Stated task
Your answer should be one number: how many lines of the data include the string "chính"?

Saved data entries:
►

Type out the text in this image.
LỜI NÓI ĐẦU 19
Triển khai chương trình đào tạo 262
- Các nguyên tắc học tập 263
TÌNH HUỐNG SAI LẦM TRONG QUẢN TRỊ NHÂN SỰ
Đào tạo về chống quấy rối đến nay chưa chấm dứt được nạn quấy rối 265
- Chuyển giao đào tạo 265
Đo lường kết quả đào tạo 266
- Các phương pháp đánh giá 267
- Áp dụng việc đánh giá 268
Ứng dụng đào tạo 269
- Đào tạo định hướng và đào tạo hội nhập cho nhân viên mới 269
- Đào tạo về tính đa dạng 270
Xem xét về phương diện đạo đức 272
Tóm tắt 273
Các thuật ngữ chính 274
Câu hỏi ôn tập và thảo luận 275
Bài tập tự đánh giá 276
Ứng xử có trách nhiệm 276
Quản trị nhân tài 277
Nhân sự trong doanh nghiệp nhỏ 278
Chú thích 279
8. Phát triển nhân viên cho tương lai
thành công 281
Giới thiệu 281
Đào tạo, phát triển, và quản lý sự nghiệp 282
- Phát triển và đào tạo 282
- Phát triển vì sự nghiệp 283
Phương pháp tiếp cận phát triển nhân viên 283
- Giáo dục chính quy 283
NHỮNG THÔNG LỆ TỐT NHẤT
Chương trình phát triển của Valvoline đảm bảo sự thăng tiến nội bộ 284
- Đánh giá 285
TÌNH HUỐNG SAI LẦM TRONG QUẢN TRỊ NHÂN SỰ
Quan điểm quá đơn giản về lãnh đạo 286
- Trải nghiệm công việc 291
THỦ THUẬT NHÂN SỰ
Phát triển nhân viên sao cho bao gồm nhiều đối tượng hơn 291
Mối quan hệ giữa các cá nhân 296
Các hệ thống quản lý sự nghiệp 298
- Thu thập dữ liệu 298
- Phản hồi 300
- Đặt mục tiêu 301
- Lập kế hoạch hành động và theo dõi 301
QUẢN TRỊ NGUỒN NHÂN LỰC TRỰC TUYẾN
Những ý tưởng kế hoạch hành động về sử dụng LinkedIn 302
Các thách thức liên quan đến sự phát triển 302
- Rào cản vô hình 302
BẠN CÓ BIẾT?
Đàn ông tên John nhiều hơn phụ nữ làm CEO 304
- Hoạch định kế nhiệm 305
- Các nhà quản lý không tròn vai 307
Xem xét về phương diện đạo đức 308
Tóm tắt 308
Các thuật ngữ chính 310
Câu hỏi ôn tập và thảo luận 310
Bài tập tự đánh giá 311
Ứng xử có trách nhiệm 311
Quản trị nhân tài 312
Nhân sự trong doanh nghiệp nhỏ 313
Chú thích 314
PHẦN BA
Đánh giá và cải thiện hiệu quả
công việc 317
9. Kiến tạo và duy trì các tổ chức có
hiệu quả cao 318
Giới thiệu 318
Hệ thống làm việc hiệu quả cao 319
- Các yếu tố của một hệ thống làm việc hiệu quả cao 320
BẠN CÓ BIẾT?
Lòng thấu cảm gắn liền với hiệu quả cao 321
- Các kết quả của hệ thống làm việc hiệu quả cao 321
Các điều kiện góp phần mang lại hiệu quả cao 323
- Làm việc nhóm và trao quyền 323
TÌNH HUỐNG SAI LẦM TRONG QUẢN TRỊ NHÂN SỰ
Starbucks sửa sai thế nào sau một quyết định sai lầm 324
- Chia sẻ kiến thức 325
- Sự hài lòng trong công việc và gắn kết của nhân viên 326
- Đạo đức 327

◄

Exercise result
3